• [Page excerpt]
NVIDIA’s announced $80 billion buyback gives a sense of the scale it has reached. “It is worth roughly the market capitalization of Banca Intesa or UniCredit. That helps us understand the kind of numbers we are talking about,” Narduzzi emphasized. 

“NVIDIA’s numbers, which show revenue growing at nearly triple-digit rates year over year, tell us that the industrial revolution of artificial intelligence is now in business; it has entered companies’ processes.” From this perspective, NVIDIA represents the cutting edge of a much broader transformation. The increase in investment in its infrastructure indicates that, in the coming years, a growing share of this capital will need to be deployed across the entire AI industrial supply chain: from cloud to software, from intelligent agents to vertical applications, all the way to the reengineering of business processes. 

“NVIDIA is the infrastructure enabling this revolution,” Narduzzi said. “If demand for its components is growing, it means the outlook for concrete applications of artificial intelligence across different sectors of the economy is growing as well.” 

Toward a more fragmented AI ecosystem 

During the interview, Class CNBC also raised a crucial issue: the enormous scale of AI investments. The massive concentration of capital in infrastructure, chips, and computing capacity excites the market, but also raises questions about the economic and energy sustainability of the model. 

Alongside the race for computing power, increasingly intensive research is developing around new architectures, more efficient models, computational mathematics, and software capable of reducing energy consumption and processing costs. The question is whether this path could, over time, challenge those currently betting on major infrastructure investments. 

Narduzzi suggests reading the phenomenon in less binary terms. New architectures will not necessarily “corner” the players investing the most. Rather, AI is likely to evolve into a much more complex ecosystem than in the past. 

“It is clear that the world of AI will be far more fragmented in terms of technological architecture than the pre-AI world was,” he explained. “There will be more natural languages used, and more software used to process data and redesign processes.”

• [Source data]
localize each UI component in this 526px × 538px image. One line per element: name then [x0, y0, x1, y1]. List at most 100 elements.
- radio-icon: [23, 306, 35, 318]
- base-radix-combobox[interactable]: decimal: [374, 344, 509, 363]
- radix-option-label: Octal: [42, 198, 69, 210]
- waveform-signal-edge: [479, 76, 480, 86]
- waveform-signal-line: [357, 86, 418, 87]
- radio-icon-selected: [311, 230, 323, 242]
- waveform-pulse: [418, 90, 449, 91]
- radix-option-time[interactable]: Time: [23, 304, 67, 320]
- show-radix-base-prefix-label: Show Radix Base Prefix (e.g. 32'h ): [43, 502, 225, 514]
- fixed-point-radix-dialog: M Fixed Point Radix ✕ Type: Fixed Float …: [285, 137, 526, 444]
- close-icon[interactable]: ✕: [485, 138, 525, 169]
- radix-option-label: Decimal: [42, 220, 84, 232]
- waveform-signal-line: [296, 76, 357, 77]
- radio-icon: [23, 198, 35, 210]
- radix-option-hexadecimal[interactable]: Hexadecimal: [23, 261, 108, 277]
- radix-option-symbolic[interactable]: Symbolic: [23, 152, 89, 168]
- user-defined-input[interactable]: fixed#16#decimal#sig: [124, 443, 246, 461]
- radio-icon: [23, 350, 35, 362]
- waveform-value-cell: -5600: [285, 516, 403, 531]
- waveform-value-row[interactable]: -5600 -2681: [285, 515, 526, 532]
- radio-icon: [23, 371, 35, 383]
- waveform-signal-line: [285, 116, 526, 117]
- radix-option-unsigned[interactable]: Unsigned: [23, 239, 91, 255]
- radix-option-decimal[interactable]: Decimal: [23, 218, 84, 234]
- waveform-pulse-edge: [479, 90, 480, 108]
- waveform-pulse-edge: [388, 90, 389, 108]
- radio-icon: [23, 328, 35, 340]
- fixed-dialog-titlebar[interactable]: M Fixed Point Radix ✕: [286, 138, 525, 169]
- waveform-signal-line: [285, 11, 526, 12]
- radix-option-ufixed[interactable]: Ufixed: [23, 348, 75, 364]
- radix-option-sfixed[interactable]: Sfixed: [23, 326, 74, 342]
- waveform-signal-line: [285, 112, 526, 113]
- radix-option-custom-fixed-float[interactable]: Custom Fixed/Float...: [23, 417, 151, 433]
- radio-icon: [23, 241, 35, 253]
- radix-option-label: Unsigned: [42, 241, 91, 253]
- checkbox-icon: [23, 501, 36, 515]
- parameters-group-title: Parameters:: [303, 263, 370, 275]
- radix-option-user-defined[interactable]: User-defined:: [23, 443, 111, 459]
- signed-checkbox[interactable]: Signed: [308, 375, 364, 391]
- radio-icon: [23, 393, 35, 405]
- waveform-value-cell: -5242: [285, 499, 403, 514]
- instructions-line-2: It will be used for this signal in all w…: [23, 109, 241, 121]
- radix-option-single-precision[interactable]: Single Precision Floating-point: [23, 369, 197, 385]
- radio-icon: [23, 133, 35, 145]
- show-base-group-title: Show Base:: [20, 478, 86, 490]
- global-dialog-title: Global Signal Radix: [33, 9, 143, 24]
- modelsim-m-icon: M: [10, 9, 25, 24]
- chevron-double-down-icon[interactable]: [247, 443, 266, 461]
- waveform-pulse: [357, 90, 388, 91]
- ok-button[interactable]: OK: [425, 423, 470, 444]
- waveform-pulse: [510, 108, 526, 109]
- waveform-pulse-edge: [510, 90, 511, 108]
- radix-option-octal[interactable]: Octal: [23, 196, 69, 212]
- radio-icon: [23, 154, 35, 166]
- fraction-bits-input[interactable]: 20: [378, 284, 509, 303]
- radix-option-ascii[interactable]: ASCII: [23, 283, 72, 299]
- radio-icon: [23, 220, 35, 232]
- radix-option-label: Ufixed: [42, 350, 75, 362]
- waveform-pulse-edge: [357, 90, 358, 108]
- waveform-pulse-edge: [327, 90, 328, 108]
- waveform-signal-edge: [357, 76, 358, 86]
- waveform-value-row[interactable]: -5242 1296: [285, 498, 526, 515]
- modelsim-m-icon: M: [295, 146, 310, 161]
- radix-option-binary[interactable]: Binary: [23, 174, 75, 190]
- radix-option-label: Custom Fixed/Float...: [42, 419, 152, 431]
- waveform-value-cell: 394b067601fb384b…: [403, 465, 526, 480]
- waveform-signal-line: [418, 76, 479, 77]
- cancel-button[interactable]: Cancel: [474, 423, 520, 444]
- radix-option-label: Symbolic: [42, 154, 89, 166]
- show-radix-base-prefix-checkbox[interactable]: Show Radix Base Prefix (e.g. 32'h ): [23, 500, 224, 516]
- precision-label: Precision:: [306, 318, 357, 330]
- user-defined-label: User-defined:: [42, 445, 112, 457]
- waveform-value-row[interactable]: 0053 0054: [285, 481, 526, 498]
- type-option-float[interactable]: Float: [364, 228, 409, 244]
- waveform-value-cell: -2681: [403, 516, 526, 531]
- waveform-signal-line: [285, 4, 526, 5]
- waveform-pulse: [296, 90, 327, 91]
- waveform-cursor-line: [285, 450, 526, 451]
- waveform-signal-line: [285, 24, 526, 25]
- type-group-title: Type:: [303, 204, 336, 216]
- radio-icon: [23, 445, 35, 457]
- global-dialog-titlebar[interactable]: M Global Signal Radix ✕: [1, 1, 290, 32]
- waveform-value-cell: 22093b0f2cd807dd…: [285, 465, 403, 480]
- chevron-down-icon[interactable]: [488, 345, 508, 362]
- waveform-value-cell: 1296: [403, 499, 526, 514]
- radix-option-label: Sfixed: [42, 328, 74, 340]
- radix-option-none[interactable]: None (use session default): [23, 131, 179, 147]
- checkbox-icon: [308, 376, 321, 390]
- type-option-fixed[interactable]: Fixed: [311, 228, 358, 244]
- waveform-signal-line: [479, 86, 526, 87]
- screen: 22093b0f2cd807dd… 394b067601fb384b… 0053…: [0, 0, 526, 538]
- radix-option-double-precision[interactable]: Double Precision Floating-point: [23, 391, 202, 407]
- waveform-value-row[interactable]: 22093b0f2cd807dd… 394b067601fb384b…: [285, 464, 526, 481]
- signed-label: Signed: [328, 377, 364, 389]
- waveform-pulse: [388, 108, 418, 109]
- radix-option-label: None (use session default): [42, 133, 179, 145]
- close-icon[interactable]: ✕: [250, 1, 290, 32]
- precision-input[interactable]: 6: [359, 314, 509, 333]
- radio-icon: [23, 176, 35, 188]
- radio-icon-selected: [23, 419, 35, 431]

• [Task list]
A. Update the passage on NVIDIA between "During the interview, Class" and "of the model.", inclusive, replacing "enormous" with "vast".
B. Decide whether each statement agrees with the passage on NVIDIA. Answer yes or no for each, and quote the deciding words.
(i) NVIDIA has announced a buyback of $80 billion.
(ii) Narduzzi holds that new architectures will corner the players investing the most.
(iii) Class CNBC raised the issue of how large AI investments are.
This material comes from a different source than the passage.

• [Your responses]
A.
During the interview, Class CNBC also raised a crucial issue: the vast scale of AI investments. The massive concentration of capital in infrastructure, chips, and computing capacity excites the market, but also raises questions about the economic and energy sustainability of the model.

B.
(i) Yes: "NVIDIA’s announced $80 billion buyback"
(ii) No: "New architectures will not necessarily “corner” the players investing the most."
(iii) Yes: "Class CNBC also raised a crucial issue: the enormous scale of AI investments."